--- GIVEN INSTRUCTION ---
Pull every "Zcash" line out of the data below.

Data tied to figure images:
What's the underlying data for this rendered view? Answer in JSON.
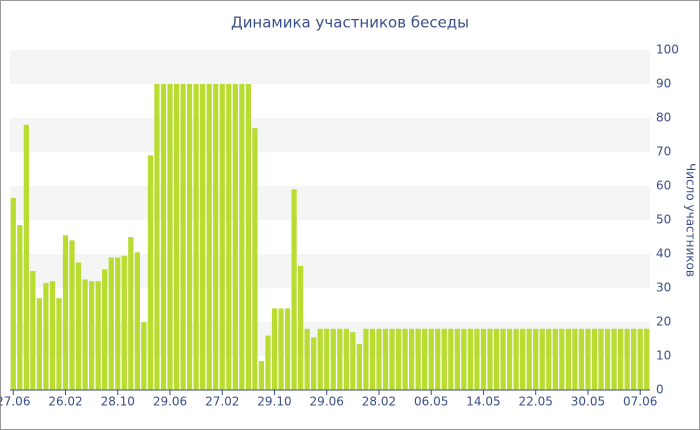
{
  "chart_data": {
    "type": "bar",
    "title": "Динамика участников беседы",
    "y_label": "Число участников",
    "categories": [
      "27.06",
      null,
      null,
      null,
      null,
      null,
      null,
      null,
      "26.02",
      null,
      null,
      null,
      null,
      null,
      null,
      null,
      "28.10",
      null,
      null,
      null,
      null,
      null,
      null,
      null,
      "29.06",
      null,
      null,
      null,
      null,
      null,
      null,
      null,
      "27.02",
      null,
      null,
      null,
      null,
      null,
      null,
      null,
      "29.10",
      null,
      null,
      null,
      null,
      null,
      null,
      null,
      "29.06",
      null,
      null,
      null,
      null,
      null,
      null,
      null,
      "28.02",
      null,
      null,
      null,
      null,
      null,
      null,
      null,
      "06.05",
      null,
      null,
      null,
      null,
      null,
      null,
      null,
      "14.05",
      null,
      null,
      null,
      null,
      null,
      null,
      null,
      "22.05",
      null,
      null,
      null,
      null,
      null,
      null,
      null,
      "30.05",
      null,
      null,
      null,
      null,
      null,
      null,
      null,
      "07.06",
      null
    ],
    "values": [
      56.5,
      48.5,
      78,
      35,
      27,
      31.5,
      32,
      27,
      45.5,
      44,
      37.5,
      32.5,
      32,
      32,
      35.5,
      39,
      39,
      39.5,
      45,
      40.5,
      20,
      69,
      90,
      90,
      90,
      90,
      90,
      90,
      90,
      90,
      90,
      90,
      90,
      90,
      90,
      90,
      90,
      77,
      8.5,
      16,
      24,
      24,
      24,
      59,
      36.5,
      18,
      15.5,
      18,
      18,
      18,
      18,
      18,
      17,
      13.5,
      18,
      18,
      18,
      18,
      18,
      18,
      18,
      18,
      18,
      18,
      18,
      18,
      18,
      18,
      18,
      18,
      18,
      18,
      18,
      18,
      18,
      18,
      18,
      18,
      18,
      18,
      18,
      18,
      18,
      18,
      18,
      18,
      18,
      18,
      18,
      18,
      18,
      18,
      18,
      18,
      18,
      18,
      18,
      18
    ],
    "color": "#b8dc30",
    "ylim": [
      0,
      100
    ],
    "yticks": [
      0,
      10,
      20,
      30,
      40,
      50,
      60,
      70,
      80,
      90,
      100
    ],
    "grid": true,
    "y_axis_side": "right"
  }
}
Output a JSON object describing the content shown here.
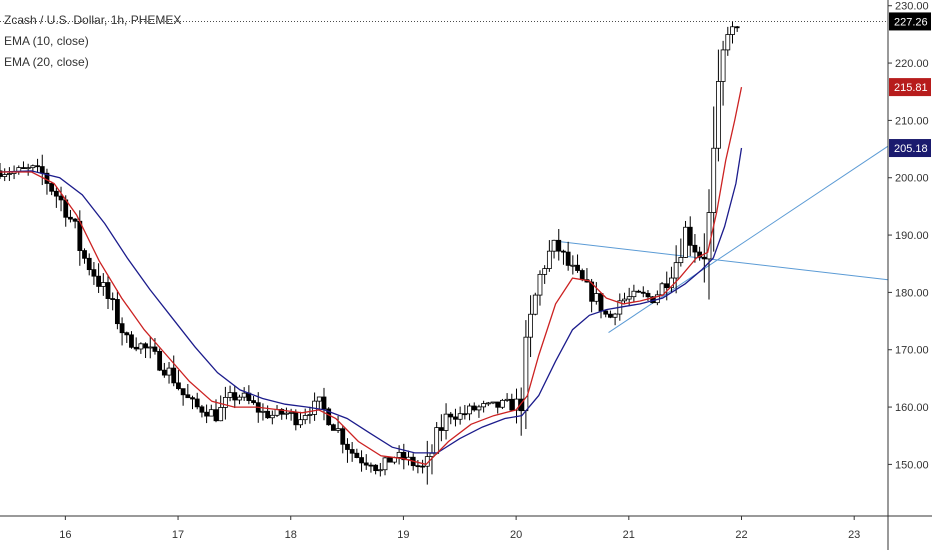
{
  "legend": {
    "symbol": "Zcash / U.S. Dollar, 1h, PHEMEX",
    "ema10": "EMA (10, close)",
    "ema20": "EMA (20, close)"
  },
  "colors": {
    "up": "#ffffff",
    "down": "#000000",
    "ema10": "#cc2222",
    "ema20": "#1c1c8c",
    "trendline": "#5b9bd5",
    "last_price_badge": "#000000",
    "ema10_badge": "#b71c1c",
    "ema20_badge": "#1a1a6e"
  },
  "chart_data": {
    "type": "candlestick",
    "title": "Zcash / U.S. Dollar, 1h, PHEMEX",
    "x_tick_labels": [
      "16",
      "17",
      "18",
      "19",
      "20",
      "21",
      "22",
      "23"
    ],
    "y_tick_labels": [
      "150.00",
      "160.00",
      "170.00",
      "180.00",
      "190.00",
      "200.00",
      "210.00",
      "220.00",
      "230.00"
    ],
    "ylim": [
      141,
      231
    ],
    "xlim": [
      15.42,
      23.3
    ],
    "x_ticks": [
      16,
      17,
      18,
      19,
      20,
      21,
      22,
      23
    ],
    "y_ticks": [
      150,
      160,
      170,
      180,
      190,
      200,
      210,
      220,
      230
    ],
    "last_price": 227.26,
    "ema10_last": 215.81,
    "ema20_last": 205.18,
    "price_labels": {
      "last": "227.26",
      "ema10": "215.81",
      "ema20": "205.18"
    },
    "trendlines": [
      {
        "x": [
          20.32,
          23.3
        ],
        "y": [
          189.0,
          182.2
        ]
      },
      {
        "x": [
          20.82,
          23.3
        ],
        "y": [
          173.0,
          205.5
        ]
      }
    ],
    "price_path": [
      [
        15.42,
        201.2
      ],
      [
        15.55,
        201.0
      ],
      [
        15.7,
        201.5
      ],
      [
        15.8,
        200.5
      ],
      [
        15.9,
        197.5
      ],
      [
        16.0,
        195.0
      ],
      [
        16.08,
        191.0
      ],
      [
        16.15,
        186.5
      ],
      [
        16.25,
        183.5
      ],
      [
        16.35,
        180.0
      ],
      [
        16.45,
        176.0
      ],
      [
        16.55,
        171.5
      ],
      [
        16.65,
        171.0
      ],
      [
        16.75,
        169.5
      ],
      [
        16.85,
        167.5
      ],
      [
        16.95,
        165.5
      ],
      [
        17.05,
        162.0
      ],
      [
        17.15,
        160.0
      ],
      [
        17.25,
        159.5
      ],
      [
        17.35,
        158.5
      ],
      [
        17.45,
        161.5
      ],
      [
        17.55,
        162.0
      ],
      [
        17.65,
        160.5
      ],
      [
        17.75,
        159.0
      ],
      [
        17.85,
        158.5
      ],
      [
        17.95,
        159.0
      ],
      [
        18.05,
        158.0
      ],
      [
        18.15,
        159.5
      ],
      [
        18.25,
        160.5
      ],
      [
        18.35,
        158.0
      ],
      [
        18.45,
        155.0
      ],
      [
        18.55,
        152.0
      ],
      [
        18.65,
        150.5
      ],
      [
        18.72,
        151.0
      ],
      [
        18.8,
        148.5
      ],
      [
        18.9,
        151.5
      ],
      [
        19.0,
        151.0
      ],
      [
        19.1,
        150.0
      ],
      [
        19.2,
        149.0
      ],
      [
        19.3,
        155.0
      ],
      [
        19.4,
        159.0
      ],
      [
        19.5,
        158.5
      ],
      [
        19.6,
        159.5
      ],
      [
        19.7,
        160.0
      ],
      [
        19.8,
        160.0
      ],
      [
        19.9,
        160.5
      ],
      [
        20.03,
        160.0
      ],
      [
        20.08,
        168.0
      ],
      [
        20.14,
        176.0
      ],
      [
        20.2,
        182.0
      ],
      [
        20.27,
        186.0
      ],
      [
        20.35,
        188.5
      ],
      [
        20.45,
        185.0
      ],
      [
        20.55,
        182.5
      ],
      [
        20.65,
        180.0
      ],
      [
        20.75,
        178.0
      ],
      [
        20.82,
        175.0
      ],
      [
        20.9,
        178.5
      ],
      [
        21.0,
        179.0
      ],
      [
        21.1,
        179.5
      ],
      [
        21.2,
        179.0
      ],
      [
        21.28,
        180.5
      ],
      [
        21.35,
        183.0
      ],
      [
        21.43,
        186.0
      ],
      [
        21.5,
        191.0
      ],
      [
        21.58,
        188.0
      ],
      [
        21.65,
        186.0
      ],
      [
        21.7,
        189.5
      ],
      [
        21.74,
        198.0
      ],
      [
        21.78,
        208.0
      ],
      [
        21.82,
        218.0
      ],
      [
        21.86,
        225.0
      ],
      [
        21.9,
        226.5
      ],
      [
        21.95,
        224.0
      ],
      [
        22.0,
        227.26
      ]
    ],
    "ema10_path": [
      [
        15.42,
        201.0
      ],
      [
        15.7,
        201.0
      ],
      [
        15.9,
        199.0
      ],
      [
        16.1,
        193.5
      ],
      [
        16.3,
        185.5
      ],
      [
        16.5,
        179.0
      ],
      [
        16.7,
        173.5
      ],
      [
        16.9,
        169.0
      ],
      [
        17.1,
        164.5
      ],
      [
        17.3,
        161.0
      ],
      [
        17.5,
        160.0
      ],
      [
        17.7,
        160.0
      ],
      [
        17.9,
        159.5
      ],
      [
        18.1,
        159.0
      ],
      [
        18.25,
        159.5
      ],
      [
        18.4,
        158.0
      ],
      [
        18.6,
        154.0
      ],
      [
        18.8,
        151.5
      ],
      [
        19.0,
        151.0
      ],
      [
        19.2,
        150.0
      ],
      [
        19.4,
        154.0
      ],
      [
        19.6,
        157.0
      ],
      [
        19.8,
        158.5
      ],
      [
        20.0,
        159.5
      ],
      [
        20.1,
        162.0
      ],
      [
        20.2,
        169.0
      ],
      [
        20.35,
        178.0
      ],
      [
        20.5,
        182.5
      ],
      [
        20.65,
        182.0
      ],
      [
        20.8,
        179.0
      ],
      [
        20.95,
        178.0
      ],
      [
        21.1,
        178.5
      ],
      [
        21.3,
        179.5
      ],
      [
        21.45,
        182.5
      ],
      [
        21.6,
        186.0
      ],
      [
        21.7,
        187.0
      ],
      [
        21.78,
        194.0
      ],
      [
        21.86,
        203.0
      ],
      [
        21.94,
        210.0
      ],
      [
        22.0,
        215.81
      ]
    ],
    "ema20_path": [
      [
        15.42,
        201.0
      ],
      [
        15.7,
        201.2
      ],
      [
        15.95,
        200.0
      ],
      [
        16.15,
        197.0
      ],
      [
        16.35,
        192.0
      ],
      [
        16.55,
        186.0
      ],
      [
        16.75,
        180.5
      ],
      [
        16.95,
        175.5
      ],
      [
        17.15,
        170.5
      ],
      [
        17.35,
        166.0
      ],
      [
        17.55,
        163.0
      ],
      [
        17.75,
        161.5
      ],
      [
        17.95,
        160.5
      ],
      [
        18.15,
        160.0
      ],
      [
        18.3,
        159.5
      ],
      [
        18.5,
        158.0
      ],
      [
        18.7,
        155.5
      ],
      [
        18.9,
        153.0
      ],
      [
        19.1,
        152.0
      ],
      [
        19.3,
        152.0
      ],
      [
        19.5,
        154.5
      ],
      [
        19.7,
        156.5
      ],
      [
        19.9,
        158.0
      ],
      [
        20.05,
        158.5
      ],
      [
        20.2,
        162.0
      ],
      [
        20.35,
        168.0
      ],
      [
        20.5,
        173.5
      ],
      [
        20.65,
        176.0
      ],
      [
        20.8,
        177.0
      ],
      [
        20.95,
        177.5
      ],
      [
        21.1,
        178.0
      ],
      [
        21.3,
        179.0
      ],
      [
        21.5,
        181.5
      ],
      [
        21.65,
        184.0
      ],
      [
        21.75,
        186.0
      ],
      [
        21.85,
        191.5
      ],
      [
        21.95,
        199.0
      ],
      [
        22.0,
        205.18
      ]
    ]
  }
}
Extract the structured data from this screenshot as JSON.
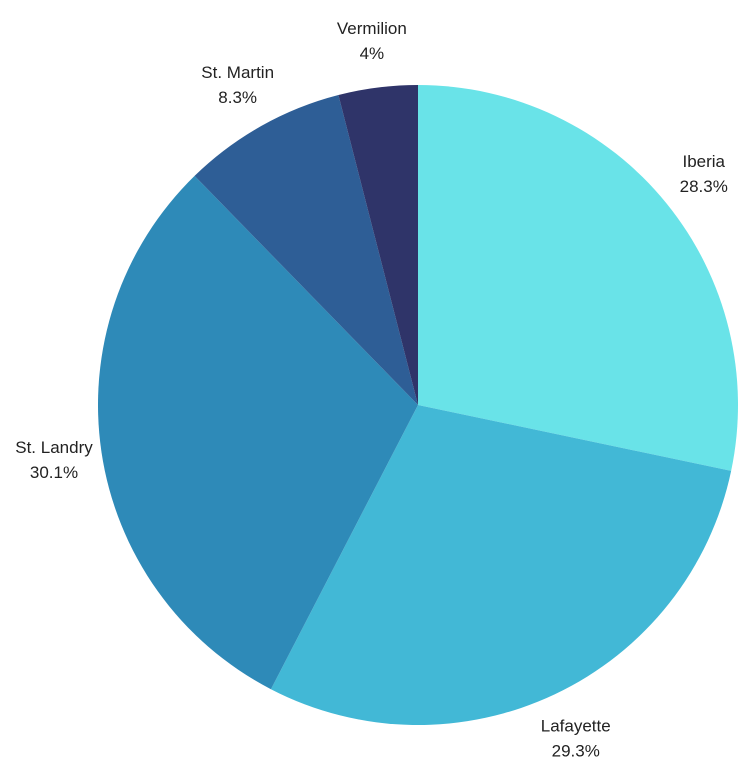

--- SOLUTION BELOW ---
    "symbol": "Zcash / U.S. Dollar, 1h, PHEMEX",
    "title": "Zcash / U.S. Dollar, 1h, PHEMEX",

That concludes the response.